[Exercise objective] Retype the data below without altering anything.

[Dataset rows]

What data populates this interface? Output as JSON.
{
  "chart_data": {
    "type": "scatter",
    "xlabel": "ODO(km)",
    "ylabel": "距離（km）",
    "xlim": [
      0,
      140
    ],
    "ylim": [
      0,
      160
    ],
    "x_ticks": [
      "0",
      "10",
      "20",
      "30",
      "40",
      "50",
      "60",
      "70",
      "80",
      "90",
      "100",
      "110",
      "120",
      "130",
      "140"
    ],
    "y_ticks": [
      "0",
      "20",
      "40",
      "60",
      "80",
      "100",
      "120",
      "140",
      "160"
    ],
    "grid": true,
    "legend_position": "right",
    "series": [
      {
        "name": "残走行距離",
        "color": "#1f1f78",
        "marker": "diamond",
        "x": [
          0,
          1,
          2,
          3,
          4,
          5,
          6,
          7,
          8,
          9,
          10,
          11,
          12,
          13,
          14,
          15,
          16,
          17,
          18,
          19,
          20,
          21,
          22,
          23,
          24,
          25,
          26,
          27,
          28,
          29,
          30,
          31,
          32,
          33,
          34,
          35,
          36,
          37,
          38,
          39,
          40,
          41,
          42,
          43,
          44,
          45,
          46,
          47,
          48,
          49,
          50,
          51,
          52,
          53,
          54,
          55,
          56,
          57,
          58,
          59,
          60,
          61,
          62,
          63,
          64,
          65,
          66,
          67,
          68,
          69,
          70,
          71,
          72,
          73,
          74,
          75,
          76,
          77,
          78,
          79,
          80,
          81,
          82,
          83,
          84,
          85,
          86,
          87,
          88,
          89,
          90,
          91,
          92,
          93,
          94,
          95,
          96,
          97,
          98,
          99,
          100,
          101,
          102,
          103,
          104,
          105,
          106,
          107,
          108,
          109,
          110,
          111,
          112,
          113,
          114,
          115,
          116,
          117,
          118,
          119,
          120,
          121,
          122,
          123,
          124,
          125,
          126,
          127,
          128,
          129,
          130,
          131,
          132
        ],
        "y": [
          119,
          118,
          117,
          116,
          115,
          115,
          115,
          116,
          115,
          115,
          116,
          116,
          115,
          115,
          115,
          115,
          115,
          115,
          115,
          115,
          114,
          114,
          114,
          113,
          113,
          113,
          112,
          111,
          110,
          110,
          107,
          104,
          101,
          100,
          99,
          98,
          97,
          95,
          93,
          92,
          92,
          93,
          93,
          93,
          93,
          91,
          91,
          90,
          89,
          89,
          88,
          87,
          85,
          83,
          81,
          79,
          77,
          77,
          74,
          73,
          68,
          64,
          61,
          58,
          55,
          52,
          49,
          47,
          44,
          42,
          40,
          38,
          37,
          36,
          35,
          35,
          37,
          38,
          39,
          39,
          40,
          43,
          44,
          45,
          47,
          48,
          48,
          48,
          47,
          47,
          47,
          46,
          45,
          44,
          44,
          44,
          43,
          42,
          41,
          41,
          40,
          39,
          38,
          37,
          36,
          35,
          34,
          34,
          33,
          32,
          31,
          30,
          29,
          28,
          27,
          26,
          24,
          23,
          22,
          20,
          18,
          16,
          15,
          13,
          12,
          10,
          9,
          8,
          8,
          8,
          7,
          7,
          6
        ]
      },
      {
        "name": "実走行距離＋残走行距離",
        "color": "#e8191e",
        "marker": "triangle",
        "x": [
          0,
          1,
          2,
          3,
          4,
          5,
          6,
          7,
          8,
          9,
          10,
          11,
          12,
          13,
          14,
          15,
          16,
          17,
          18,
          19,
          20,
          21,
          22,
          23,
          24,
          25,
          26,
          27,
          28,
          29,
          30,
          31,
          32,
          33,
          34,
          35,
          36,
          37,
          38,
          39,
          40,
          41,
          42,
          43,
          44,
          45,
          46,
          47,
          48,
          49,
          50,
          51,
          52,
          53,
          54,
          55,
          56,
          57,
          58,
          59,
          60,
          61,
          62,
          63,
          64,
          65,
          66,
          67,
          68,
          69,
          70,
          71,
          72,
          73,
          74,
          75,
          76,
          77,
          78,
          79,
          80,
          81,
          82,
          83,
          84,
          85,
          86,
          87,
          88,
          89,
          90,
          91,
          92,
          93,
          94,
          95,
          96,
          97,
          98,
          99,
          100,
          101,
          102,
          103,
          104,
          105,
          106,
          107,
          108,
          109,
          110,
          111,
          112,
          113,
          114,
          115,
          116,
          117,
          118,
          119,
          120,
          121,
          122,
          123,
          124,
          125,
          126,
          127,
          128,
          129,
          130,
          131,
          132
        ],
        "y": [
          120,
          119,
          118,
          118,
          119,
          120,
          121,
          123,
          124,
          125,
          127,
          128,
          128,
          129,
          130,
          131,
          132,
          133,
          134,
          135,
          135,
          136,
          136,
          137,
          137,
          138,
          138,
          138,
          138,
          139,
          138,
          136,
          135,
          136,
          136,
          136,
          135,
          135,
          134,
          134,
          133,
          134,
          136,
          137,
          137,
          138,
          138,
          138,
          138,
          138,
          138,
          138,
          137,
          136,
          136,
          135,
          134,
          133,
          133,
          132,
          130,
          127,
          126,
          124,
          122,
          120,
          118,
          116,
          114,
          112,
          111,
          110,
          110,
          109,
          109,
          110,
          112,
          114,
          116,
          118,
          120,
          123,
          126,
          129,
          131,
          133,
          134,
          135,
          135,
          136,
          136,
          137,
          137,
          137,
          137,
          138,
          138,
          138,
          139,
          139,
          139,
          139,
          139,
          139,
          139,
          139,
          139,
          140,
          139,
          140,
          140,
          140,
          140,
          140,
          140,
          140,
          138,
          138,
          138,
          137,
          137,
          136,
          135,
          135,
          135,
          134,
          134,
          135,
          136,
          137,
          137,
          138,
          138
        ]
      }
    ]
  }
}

[Worked answer]
What data populates this interface? Output as JSON.
{
  "chart_data": {
    "type": "scatter",
    "xlabel": "ODO(km)",
    "ylabel": "距離（km）",
    "xlim": [
      0,
      140
    ],
    "ylim": [
      0,
      160
    ],
    "x_ticks": [
      "0",
      "10",
      "20",
      "30",
      "40",
      "50",
      "60",
      "70",
      "80",
      "90",
      "100",
      "110",
      "120",
      "130",
      "140"
    ],
    "y_ticks": [
      "0",
      "20",
      "40",
      "60",
      "80",
      "100",
      "120",
      "140",
      "160"
    ],
    "grid": true,
    "legend_position": "right",
    "series": [
      {
        "name": "残走行距離",
        "color": "#1f1f78",
        "marker": "diamond",
        "x": [
          0,
          1,
          2,
          3,
          4,
          5,
          6,
          7,
          8,
          9,
          10,
          11,
          12,
          13,
          14,
          15,
          16,
          17,
          18,
          19,
          20,
          21,
          22,
          23,
          24,
          25,
          26,
          27,
          28,
          29,
          30,
          31,
          32,
          33,
          34,
          35,
          36,
          37,
          38,
          39,
          40,
          41,
          42,
          43,
          44,
          45,
          46,
          47,
          48,
          49,
          50,
          51,
          52,
          53,
          54,
          55,
          56,
          57,
          58,
          59,
          60,
          61,
          62,
          63,
          64,
          65,
          66,
          67,
          68,
          69,
          70,
          71,
          72,
          73,
          74,
          75,
          76,
          77,
          78,
          79,
          80,
          81,
          82,
          83,
          84,
          85,
          86,
          87,
          88,
          89,
          90,
          91,
          92,
          93,
          94,
          95,
          96,
          97,
          98,
          99,
          100,
          101,
          102,
          103,
          104,
          105,
          106,
          107,
          108,
          109,
          110,
          111,
          112,
          113,
          114,
          115,
          116,
          117,
          118,
          119,
          120,
          121,
          122,
          123,
          124,
          125,
          126,
          127,
          128,
          129,
          130,
          131,
          132
        ],
        "y": [
          119,
          118,
          117,
          116,
          115,
          115,
          115,
          116,
          115,
          115,
          116,
          116,
          115,
          115,
          115,
          115,
          115,
          115,
          115,
          115,
          114,
          114,
          114,
          113,
          113,
          113,
          112,
          111,
          110,
          110,
          107,
          104,
          101,
          100,
          99,
          98,
          97,
          95,
          93,
          92,
          92,
          93,
          93,
          93,
          93,
          91,
          91,
          90,
          89,
          89,
          88,
          87,
          85,
          83,
          81,
          79,
          77,
          77,
          74,
          73,
          68,
          64,
          61,
          58,
          55,
          52,
          49,
          47,
          44,
          42,
          40,
          38,
          37,
          36,
          35,
          35,
          37,
          38,
          39,
          39,
          40,
          43,
          44,
          45,
          47,
          48,
          48,
          48,
          47,
          47,
          47,
          46,
          45,
          44,
          44,
          44,
          43,
          42,
          41,
          41,
          40,
          39,
          38,
          37,
          36,
          35,
          34,
          34,
          33,
          32,
          31,
          30,
          29,
          28,
          27,
          26,
          24,
          23,
          22,
          20,
          18,
          16,
          15,
          13,
          12,
          10,
          9,
          8,
          8,
          8,
          7,
          7,
          6
        ]
      },
      {
        "name": "実走行距離＋残走行距離",
        "color": "#e8191e",
        "marker": "triangle",
        "x": [
          0,
          1,
          2,
          3,
          4,
          5,
          6,
          7,
          8,
          9,
          10,
          11,
          12,
          13,
          14,
          15,
          16,
          17,
          18,
          19,
          20,
          21,
          22,
          23,
          24,
          25,
          26,
          27,
          28,
          29,
          30,
          31,
          32,
          33,
          34,
          35,
          36,
          37,
          38,
          39,
          40,
          41,
          42,
          43,
          44,
          45,
          46,
          47,
          48,
          49,
          50,
          51,
          52,
          53,
          54,
          55,
          56,
          57,
          58,
          59,
          60,
          61,
          62,
          63,
          64,
          65,
          66,
          67,
          68,
          69,
          70,
          71,
          72,
          73,
          74,
          75,
          76,
          77,
          78,
          79,
          80,
          81,
          82,
          83,
          84,
          85,
          86,
          87,
          88,
          89,
          90,
          91,
          92,
          93,
          94,
          95,
          96,
          97,
          98,
          99,
          100,
          101,
          102,
          103,
          104,
          105,
          106,
          107,
          108,
          109,
          110,
          111,
          112,
          113,
          114,
          115,
          116,
          117,
          118,
          119,
          120,
          121,
          122,
          123,
          124,
          125,
          126,
          127,
          128,
          129,
          130,
          131,
          132
        ],
        "y": [
          120,
          119,
          118,
          118,
          119,
          120,
          121,
          123,
          124,
          125,
          127,
          128,
          128,
          129,
          130,
          131,
          132,
          133,
          134,
          135,
          135,
          136,
          136,
          137,
          137,
          138,
          138,
          138,
          138,
          139,
          138,
          136,
          135,
          136,
          136,
          136,
          135,
          135,
          134,
          134,
          133,
          134,
          136,
          137,
          137,
          138,
          138,
          138,
          138,
          138,
          138,
          138,
          137,
          136,
          136,
          135,
          134,
          133,
          133,
          132,
          130,
          127,
          126,
          124,
          122,
          120,
          118,
          116,
          114,
          112,
          111,
          110,
          110,
          109,
          109,
          110,
          112,
          114,
          116,
          118,
          120,
          123,
          126,
          129,
          131,
          133,
          134,
          135,
          135,
          136,
          136,
          137,
          137,
          137,
          137,
          138,
          138,
          138,
          139,
          139,
          139,
          139,
          139,
          139,
          139,
          139,
          139,
          140,
          139,
          140,
          140,
          140,
          140,
          140,
          140,
          140,
          138,
          138,
          138,
          137,
          137,
          136,
          135,
          135,
          135,
          134,
          134,
          135,
          136,
          137,
          137,
          138,
          138
        ]
      }
    ]
  }
}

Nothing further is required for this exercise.